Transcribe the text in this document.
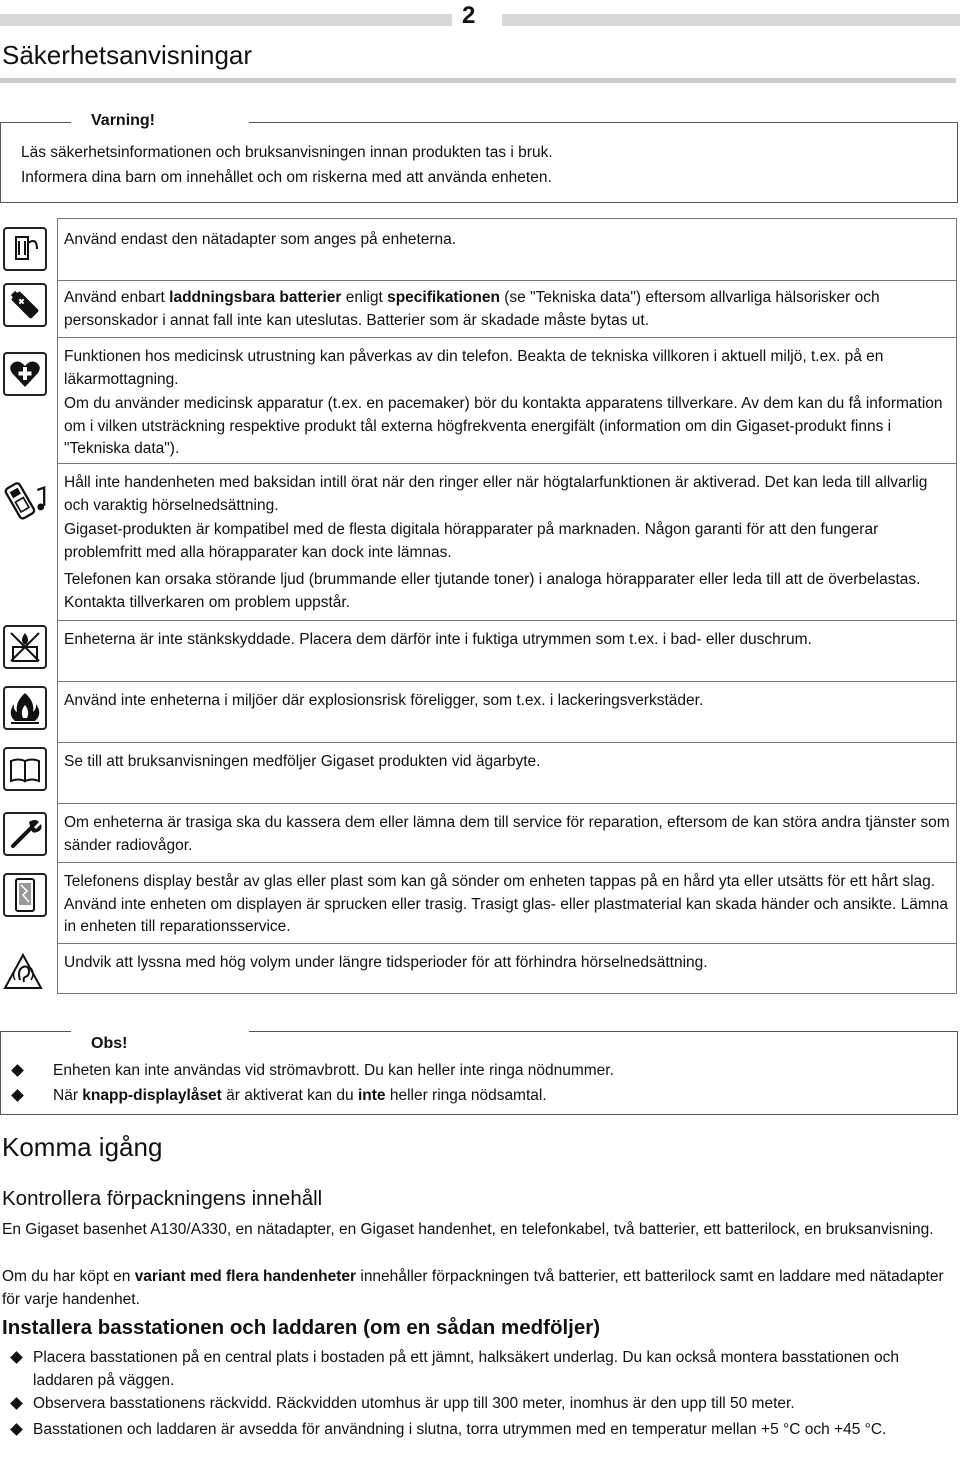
2
Säkerhetsanvisningar
Varning!
Läs säkerhetsinformationen och bruksanvisningen innan produkten tas i bruk.
Informera dina barn om innehållet och om riskerna med att använda enheten.
Använd endast den nätadapter som anges på enheterna.
Använd enbart laddningsbara batterier enligt specifikationen (se "Tekniska data") eftersom allvarliga hälsorisker och personskador i annat fall inte kan uteslutas. Batterier som är skadade måste bytas ut.
Funktionen hos medicinsk utrustning kan påverkas av din telefon. Beakta de tekniska villkoren i aktuell miljö, t.ex. på en läkarmottagning.
Om du använder medicinsk apparatur (t.ex. en pacemaker) bör du kontakta apparatens tillverkare. Av dem kan du få information om i vilken utsträckning respektive produkt tål externa högfrekventa energifält (information om din Gigaset-produkt finns i "Tekniska data").
Håll inte handenheten med baksidan intill örat när den ringer eller när högtalarfunktionen är aktiverad. Det kan leda till allvarlig och varaktig hörselnedsättning.
Gigaset-produkten är kompatibel med de flesta digitala hörapparater på marknaden. Någon garanti för att den fungerar problemfritt med alla hörapparater kan dock inte lämnas.
Telefonen kan orsaka störande ljud (brummande eller tjutande toner) i analoga hörapparater eller leda till att de överbelastas. Kontakta tillverkaren om problem uppstår.
Enheterna är inte stänkskyddade. Placera dem därför inte i fuktiga utrymmen som t.ex. i bad- eller duschrum.
Använd inte enheterna i miljöer där explosionsrisk föreligger, som t.ex. i lackeringsverkstäder.
Se till att bruksanvisningen medföljer Gigaset produkten vid ägarbyte.
Om enheterna är trasiga ska du kassera dem eller lämna dem till service för reparation, eftersom de kan störa andra tjänster som sänder radiovågor.
Telefonens display består av glas eller plast som kan gå sönder om enheten tappas på en hård yta eller utsätts för ett hårt slag. Använd inte enheten om displayen är sprucken eller trasig. Trasigt glas- eller plastmaterial kan skada händer och ansikte. Lämna in enheten till reparationsservice.
Undvik att lyssna med hög volym under längre tidsperioder för att förhindra hörselnedsättning.
Obs!
Enheten kan inte användas vid strömavbrott. Du kan heller inte ringa nödnummer.
När knapp-displaylåset är aktiverat kan du inte heller ringa nödsamtal.
Komma igång
Kontrollera förpackningens innehåll
En Gigaset basenhet A130/A330, en nätadapter, en Gigaset handenhet, en telefonkabel, två batterier, ett batterilock, en bruksanvisning.
Om du har köpt en variant med flera handenheter innehåller förpackningen två batterier, ett batterilock samt en laddare med nätadapter för varje handenhet.
Installera basstationen och laddaren (om en sådan medföljer)
Placera basstationen på en central plats i bostaden på ett jämnt, halksäkert underlag. Du kan också montera basstationen och laddaren på väggen.
Observera basstationens räckvidd. Räckvidden utomhus är upp till 300 meter, inomhus är den upp till 50 meter.
Basstationen och laddaren är avsedda för användning i slutna, torra utrymmen med en temperatur mellan +5 °C och +45 °C.
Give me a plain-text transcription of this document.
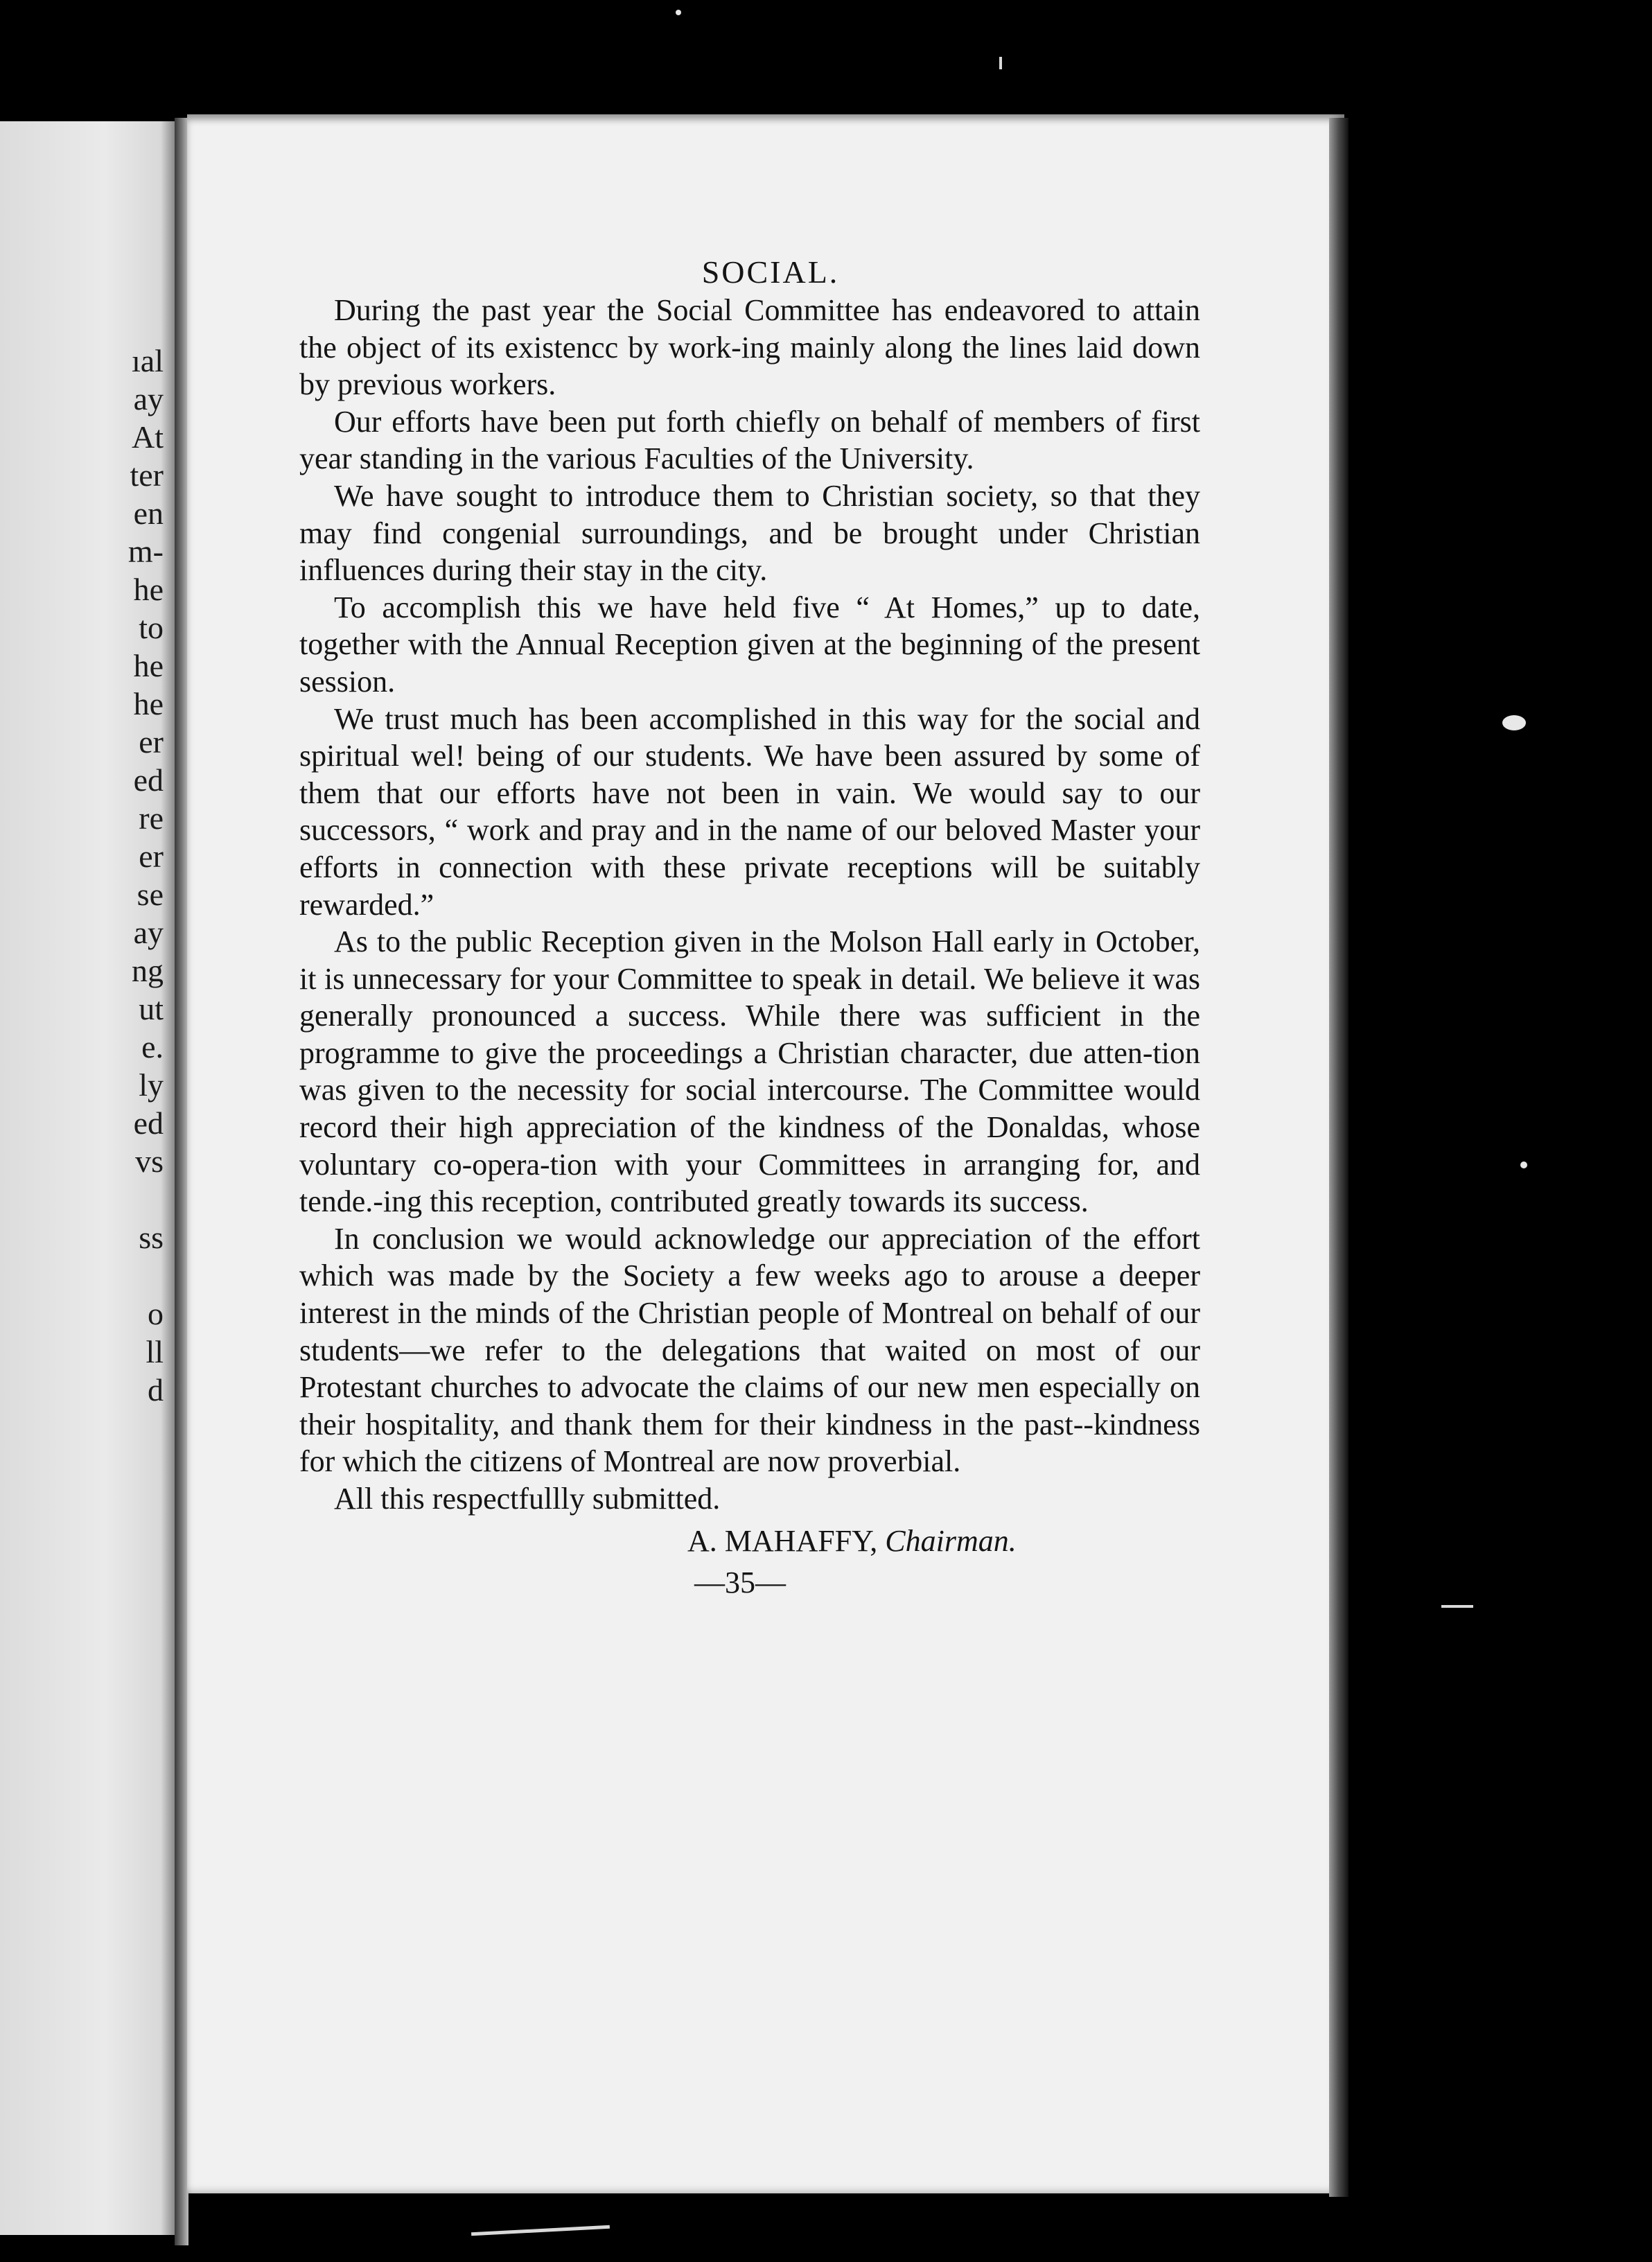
ıal
ay
At
ter
en
m-
he
to
he
he
er
ed
re
er
se
ay
ng
ut
e.
ly
ed
vs

ss

o
ll
d
SOCIAL.

During the past year the Social Committee has endeavored to attain the object of its existencc by work-ing mainly along the lines laid down by previous workers.

Our efforts have been put forth chiefly on behalf of members of first year standing in the various Faculties of the University.

We have sought to introduce them to Christian society, so that they may find congenial surroundings, and be brought under Christian influences during their stay in the city.

To accomplish this we have held five “ At Homes,” up to date, together with the Annual Reception given at the beginning of the present session.

We trust much has been accomplished in this way for the social and spiritual wel! being of our students. We have been assured by some of them that our efforts have not been in vain. We would say to our successors, “ work and pray and in the name of our beloved Master your efforts in connection with these private receptions will be suitably rewarded.”

As to the public Reception given in the Molson Hall early in October, it is unnecessary for your Committee to speak in detail. We believe it was generally pronounced a success. While there was sufficient in the programme to give the proceedings a Christian character, due atten-tion was given to the necessity for social intercourse. The Committee would record their high appreciation of the kindness of the Donaldas, whose voluntary co-opera-tion with your Committees in arranging for, and tende.-ing this reception, contributed greatly towards its success.

In conclusion we would acknowledge our appreciation of the effort which was made by the Society a few weeks ago to arouse a deeper interest in the minds of the Christian people of Montreal on behalf of our students—we refer to the delegations that waited on most of our Protestant churches to advocate the claims of our new men especially on their hospitality, and thank them for their kindness in the past--kindness for which the citizens of Montreal are now proverbial.

All this respectfullly submitted.

A. MAHAFFY, Chairman.
—35—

----

_Task instructions_.
All lines above containing the string "hörselnedsättning" are to be collected.

_Final answer_.
Håll inte handenheten med baksidan intill örat när den ringer eller när högtalarfunktionen är aktiverad. Det kan leda till allvarlig och varaktig hörselnedsättning.
Undvik att lyssna med hög volym under längre tidsperioder för att förhindra hörselnedsättning.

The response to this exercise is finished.